# WRITTEN TASK:
Return the material below in full and exactly.
⟨
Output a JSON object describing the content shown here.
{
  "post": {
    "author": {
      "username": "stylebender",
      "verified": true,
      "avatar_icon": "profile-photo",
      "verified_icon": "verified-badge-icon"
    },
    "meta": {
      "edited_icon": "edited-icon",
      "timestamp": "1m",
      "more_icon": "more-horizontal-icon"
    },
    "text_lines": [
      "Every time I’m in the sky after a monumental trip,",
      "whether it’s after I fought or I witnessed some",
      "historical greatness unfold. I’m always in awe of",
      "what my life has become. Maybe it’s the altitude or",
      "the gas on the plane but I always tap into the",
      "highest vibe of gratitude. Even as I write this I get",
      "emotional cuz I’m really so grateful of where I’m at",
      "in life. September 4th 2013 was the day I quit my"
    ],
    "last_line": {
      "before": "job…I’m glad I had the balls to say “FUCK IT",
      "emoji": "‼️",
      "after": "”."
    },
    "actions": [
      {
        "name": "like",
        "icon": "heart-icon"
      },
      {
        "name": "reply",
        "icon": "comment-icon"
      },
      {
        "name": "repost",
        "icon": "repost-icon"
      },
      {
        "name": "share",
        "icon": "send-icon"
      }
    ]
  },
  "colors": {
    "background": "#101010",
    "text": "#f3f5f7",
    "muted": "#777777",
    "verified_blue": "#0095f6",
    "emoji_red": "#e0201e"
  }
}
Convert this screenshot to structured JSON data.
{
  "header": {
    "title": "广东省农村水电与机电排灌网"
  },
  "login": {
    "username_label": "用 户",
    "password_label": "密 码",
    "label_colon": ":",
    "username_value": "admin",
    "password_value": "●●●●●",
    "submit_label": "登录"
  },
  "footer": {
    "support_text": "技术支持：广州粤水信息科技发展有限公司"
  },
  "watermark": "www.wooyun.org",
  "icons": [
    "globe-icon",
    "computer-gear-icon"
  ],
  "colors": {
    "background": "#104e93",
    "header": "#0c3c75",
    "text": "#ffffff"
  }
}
⟩
# REPLY:
Output a JSON object describing the content shown here.
{
  "post": {
    "author": {
      "username": "stylebender",
      "verified": true,
      "avatar_icon": "profile-photo",
      "verified_icon": "verified-badge-icon"
    },
    "meta": {
      "edited_icon": "edited-icon",
      "timestamp": "1m",
      "more_icon": "more-horizontal-icon"
    },
    "text_lines": [
      "Every time I’m in the sky after a monumental trip,",
      "whether it’s after I fought or I witnessed some",
      "historical greatness unfold. I’m always in awe of",
      "what my life has become. Maybe it’s the altitude or",
      "the gas on the plane but I always tap into the",
      "highest vibe of gratitude. Even as I write this I get",
      "emotional cuz I’m really so grateful of where I’m at",
      "in life. September 4th 2013 was the day I quit my"
    ],
    "last_line": {
      "before": "job…I’m glad I had the balls to say “FUCK IT",
      "emoji": "‼️",
      "after": "”."
    },
    "actions": [
      {
        "name": "like",
        "icon": "heart-icon"
      },
      {
        "name": "reply",
        "icon": "comment-icon"
      },
      {
        "name": "repost",
        "icon": "repost-icon"
      },
      {
        "name": "share",
        "icon": "send-icon"
      }
    ]
  },
  "colors": {
    "background": "#101010",
    "text": "#f3f5f7",
    "muted": "#777777",
    "verified_blue": "#0095f6",
    "emoji_red": "#e0201e"
  }
}
Convert this screenshot to structured JSON data.
{
  "header": {
    "title": "广东省农村水电与机电排灌网"
  },
  "login": {
    "username_label": "用 户",
    "password_label": "密 码",
    "label_colon": ":",
    "username_value": "admin",
    "password_value": "●●●●●",
    "submit_label": "登录"
  },
  "footer": {
    "support_text": "技术支持：广州粤水信息科技发展有限公司"
  },
  "watermark": "www.wooyun.org",
  "icons": [
    "globe-icon",
    "computer-gear-icon"
  ],
  "colors": {
    "background": "#104e93",
    "header": "#0c3c75",
    "text": "#ffffff"
  }
}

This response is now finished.